— Stated task —
Go through the listing and return every line with "内位移的比为" in it.

— Rows from a dataset —

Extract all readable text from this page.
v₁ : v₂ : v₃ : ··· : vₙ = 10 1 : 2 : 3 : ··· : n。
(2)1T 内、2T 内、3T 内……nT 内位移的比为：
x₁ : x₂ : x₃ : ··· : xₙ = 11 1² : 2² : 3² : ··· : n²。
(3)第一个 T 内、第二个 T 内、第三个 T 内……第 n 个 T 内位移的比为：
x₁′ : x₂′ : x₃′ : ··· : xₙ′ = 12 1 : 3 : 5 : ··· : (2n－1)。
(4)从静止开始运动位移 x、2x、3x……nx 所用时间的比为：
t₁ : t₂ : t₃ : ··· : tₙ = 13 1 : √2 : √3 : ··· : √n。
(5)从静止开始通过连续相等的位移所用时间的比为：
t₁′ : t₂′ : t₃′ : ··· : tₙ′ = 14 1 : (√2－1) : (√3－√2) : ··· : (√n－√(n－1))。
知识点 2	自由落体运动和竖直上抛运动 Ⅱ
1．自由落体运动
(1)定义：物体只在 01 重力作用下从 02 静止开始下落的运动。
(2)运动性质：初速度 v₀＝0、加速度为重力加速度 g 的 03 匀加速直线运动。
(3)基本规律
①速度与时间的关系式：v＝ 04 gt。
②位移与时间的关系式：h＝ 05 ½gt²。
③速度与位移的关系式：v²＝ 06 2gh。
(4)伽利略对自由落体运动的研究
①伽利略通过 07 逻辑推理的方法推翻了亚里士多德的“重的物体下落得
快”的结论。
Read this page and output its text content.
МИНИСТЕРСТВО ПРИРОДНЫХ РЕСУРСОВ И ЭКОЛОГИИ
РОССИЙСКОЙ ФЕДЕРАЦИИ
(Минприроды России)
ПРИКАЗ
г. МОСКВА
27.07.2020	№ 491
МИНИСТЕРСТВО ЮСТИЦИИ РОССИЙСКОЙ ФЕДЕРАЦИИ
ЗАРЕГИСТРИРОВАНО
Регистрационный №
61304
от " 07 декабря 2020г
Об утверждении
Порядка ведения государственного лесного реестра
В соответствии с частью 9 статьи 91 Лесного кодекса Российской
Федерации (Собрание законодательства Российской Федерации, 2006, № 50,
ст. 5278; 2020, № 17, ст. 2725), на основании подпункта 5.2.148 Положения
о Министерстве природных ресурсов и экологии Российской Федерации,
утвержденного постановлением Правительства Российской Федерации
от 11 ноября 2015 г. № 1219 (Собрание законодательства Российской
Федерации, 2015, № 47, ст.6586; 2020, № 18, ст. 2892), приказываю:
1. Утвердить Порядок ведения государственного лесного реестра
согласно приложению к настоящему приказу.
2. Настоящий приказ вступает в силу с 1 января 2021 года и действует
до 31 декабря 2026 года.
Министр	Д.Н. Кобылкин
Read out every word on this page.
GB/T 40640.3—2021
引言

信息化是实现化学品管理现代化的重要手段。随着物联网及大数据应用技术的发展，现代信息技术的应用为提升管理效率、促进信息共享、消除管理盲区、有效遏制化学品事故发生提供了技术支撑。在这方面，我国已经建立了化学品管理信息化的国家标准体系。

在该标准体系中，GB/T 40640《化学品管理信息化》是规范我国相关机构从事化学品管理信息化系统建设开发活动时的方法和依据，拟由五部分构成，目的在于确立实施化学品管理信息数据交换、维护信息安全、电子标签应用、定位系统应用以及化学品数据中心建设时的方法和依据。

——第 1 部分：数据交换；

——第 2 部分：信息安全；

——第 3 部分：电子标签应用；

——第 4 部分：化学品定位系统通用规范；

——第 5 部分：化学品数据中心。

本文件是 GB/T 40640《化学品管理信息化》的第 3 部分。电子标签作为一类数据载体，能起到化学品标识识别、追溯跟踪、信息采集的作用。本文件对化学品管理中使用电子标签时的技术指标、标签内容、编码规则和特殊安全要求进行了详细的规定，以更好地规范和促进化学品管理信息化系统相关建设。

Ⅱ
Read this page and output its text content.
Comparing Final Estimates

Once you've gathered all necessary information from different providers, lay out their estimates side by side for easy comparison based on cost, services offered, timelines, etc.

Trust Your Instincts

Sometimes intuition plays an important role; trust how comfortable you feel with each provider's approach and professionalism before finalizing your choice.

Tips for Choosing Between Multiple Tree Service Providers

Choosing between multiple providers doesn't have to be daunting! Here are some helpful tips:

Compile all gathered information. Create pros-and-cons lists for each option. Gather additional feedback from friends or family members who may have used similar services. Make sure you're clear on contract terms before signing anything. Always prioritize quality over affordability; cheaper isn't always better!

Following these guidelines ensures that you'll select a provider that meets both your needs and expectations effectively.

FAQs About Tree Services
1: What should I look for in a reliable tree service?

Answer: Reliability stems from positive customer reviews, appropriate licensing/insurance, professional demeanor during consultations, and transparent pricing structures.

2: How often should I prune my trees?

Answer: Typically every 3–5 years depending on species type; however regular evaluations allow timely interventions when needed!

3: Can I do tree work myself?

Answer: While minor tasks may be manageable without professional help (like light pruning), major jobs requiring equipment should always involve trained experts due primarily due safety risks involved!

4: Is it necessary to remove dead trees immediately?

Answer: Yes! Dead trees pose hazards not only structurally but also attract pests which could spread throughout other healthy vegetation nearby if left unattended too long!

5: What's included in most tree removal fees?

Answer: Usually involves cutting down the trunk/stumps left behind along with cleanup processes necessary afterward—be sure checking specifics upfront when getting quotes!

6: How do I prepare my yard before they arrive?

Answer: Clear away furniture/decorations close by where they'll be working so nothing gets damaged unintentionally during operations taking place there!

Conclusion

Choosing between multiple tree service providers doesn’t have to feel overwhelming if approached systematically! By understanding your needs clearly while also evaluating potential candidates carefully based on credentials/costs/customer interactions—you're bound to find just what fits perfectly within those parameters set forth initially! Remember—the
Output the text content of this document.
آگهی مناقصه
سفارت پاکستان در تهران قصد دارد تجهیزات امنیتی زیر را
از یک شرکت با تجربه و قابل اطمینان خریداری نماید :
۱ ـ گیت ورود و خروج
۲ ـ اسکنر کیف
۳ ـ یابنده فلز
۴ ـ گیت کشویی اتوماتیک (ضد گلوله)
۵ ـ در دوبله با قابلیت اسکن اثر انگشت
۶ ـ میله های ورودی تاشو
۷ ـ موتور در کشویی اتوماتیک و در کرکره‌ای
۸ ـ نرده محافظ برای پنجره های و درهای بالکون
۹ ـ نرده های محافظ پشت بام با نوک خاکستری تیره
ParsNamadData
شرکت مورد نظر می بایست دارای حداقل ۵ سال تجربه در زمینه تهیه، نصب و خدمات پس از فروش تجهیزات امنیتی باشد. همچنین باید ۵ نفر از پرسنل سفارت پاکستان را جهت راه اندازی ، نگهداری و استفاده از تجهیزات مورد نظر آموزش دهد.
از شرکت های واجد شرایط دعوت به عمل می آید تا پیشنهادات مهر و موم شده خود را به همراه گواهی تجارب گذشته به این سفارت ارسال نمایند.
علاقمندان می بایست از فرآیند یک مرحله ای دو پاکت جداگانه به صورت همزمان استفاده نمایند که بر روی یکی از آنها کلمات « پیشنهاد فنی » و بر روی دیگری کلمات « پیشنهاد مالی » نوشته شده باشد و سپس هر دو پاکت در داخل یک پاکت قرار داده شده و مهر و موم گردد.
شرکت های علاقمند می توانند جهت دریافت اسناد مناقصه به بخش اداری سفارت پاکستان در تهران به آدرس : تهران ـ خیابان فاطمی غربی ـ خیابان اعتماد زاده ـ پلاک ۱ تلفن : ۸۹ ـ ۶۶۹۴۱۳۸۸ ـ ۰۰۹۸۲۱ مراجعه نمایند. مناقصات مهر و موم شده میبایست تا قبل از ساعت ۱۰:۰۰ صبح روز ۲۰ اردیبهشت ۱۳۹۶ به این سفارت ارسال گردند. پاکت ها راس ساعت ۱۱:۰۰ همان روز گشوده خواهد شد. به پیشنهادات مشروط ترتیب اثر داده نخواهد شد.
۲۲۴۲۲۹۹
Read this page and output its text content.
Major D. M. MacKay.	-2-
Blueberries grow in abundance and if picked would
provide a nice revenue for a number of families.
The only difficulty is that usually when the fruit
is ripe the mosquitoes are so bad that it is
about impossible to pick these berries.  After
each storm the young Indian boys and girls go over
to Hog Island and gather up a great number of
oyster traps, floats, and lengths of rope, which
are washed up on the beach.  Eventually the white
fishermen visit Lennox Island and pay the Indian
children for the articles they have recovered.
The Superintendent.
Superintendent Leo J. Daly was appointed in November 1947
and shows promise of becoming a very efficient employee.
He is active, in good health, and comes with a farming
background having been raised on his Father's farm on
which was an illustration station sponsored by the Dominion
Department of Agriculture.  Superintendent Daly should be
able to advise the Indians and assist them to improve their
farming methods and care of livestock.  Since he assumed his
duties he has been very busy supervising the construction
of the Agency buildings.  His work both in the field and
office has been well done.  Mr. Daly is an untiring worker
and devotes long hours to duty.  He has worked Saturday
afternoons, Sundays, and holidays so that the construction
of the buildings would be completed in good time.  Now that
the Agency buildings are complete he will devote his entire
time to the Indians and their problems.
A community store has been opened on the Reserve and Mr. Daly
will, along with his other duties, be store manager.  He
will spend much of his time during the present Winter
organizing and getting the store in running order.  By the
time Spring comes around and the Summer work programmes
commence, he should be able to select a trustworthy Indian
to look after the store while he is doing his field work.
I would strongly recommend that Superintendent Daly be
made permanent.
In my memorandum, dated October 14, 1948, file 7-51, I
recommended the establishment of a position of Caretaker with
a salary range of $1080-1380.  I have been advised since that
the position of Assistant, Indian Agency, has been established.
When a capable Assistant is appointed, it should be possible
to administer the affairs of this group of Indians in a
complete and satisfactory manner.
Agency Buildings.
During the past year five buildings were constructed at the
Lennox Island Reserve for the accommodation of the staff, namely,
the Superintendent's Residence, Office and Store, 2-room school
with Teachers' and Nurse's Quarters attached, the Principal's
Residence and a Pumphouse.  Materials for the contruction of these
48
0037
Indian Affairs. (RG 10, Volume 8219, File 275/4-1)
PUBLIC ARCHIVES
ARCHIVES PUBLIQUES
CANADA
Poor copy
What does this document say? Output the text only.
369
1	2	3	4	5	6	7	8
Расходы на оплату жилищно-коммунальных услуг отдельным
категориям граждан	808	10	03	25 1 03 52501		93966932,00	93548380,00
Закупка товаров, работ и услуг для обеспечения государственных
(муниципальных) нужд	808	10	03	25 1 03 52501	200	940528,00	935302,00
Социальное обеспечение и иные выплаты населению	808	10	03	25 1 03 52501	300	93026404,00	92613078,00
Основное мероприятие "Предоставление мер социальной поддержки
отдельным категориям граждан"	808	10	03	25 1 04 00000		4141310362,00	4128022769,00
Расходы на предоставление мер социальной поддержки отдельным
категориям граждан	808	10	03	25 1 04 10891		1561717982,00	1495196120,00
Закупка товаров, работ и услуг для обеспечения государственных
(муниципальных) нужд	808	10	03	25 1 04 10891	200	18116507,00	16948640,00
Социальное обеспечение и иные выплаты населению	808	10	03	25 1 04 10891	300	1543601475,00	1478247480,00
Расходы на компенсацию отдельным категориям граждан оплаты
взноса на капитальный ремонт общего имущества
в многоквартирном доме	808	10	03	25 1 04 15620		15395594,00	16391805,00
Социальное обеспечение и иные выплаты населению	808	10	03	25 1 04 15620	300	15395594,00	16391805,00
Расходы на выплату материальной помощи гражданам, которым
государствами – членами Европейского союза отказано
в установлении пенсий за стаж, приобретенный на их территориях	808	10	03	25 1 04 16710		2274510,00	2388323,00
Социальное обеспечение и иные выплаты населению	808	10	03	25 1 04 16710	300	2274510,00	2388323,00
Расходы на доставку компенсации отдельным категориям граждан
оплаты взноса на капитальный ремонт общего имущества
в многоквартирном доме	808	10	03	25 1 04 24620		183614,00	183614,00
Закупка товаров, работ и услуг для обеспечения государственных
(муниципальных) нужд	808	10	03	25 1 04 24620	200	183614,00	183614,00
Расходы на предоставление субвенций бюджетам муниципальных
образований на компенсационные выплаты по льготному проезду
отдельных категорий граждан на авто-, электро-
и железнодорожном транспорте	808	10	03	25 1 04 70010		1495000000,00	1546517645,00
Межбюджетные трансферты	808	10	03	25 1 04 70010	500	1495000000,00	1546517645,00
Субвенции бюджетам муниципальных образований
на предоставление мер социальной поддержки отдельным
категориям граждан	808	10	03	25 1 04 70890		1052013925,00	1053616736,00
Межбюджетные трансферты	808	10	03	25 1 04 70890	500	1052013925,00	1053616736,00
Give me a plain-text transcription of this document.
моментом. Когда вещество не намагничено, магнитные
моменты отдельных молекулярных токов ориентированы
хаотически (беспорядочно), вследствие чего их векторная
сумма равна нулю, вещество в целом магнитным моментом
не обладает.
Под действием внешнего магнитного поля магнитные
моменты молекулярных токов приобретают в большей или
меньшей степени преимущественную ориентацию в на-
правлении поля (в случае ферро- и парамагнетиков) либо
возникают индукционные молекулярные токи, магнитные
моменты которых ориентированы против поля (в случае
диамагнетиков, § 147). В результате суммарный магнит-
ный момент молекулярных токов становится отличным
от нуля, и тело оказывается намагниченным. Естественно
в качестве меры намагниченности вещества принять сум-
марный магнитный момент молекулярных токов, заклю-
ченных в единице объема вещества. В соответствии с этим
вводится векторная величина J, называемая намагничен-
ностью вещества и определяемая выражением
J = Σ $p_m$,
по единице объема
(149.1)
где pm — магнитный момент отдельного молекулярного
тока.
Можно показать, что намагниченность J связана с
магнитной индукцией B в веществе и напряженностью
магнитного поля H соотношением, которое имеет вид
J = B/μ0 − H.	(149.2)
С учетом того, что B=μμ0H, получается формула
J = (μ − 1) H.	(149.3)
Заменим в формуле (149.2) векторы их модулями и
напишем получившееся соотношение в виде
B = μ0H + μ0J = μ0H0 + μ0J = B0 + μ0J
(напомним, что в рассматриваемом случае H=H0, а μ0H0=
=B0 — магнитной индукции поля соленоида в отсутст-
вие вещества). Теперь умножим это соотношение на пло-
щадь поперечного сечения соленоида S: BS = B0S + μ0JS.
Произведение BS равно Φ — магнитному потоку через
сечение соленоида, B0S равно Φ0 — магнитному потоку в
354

— Answer below —
(2)1T 内、2T 内、3T 内……nT 内位移的比为：
(3)第一个 T 内、第二个 T 内、第三个 T 内……第 n 个 T 内位移的比为：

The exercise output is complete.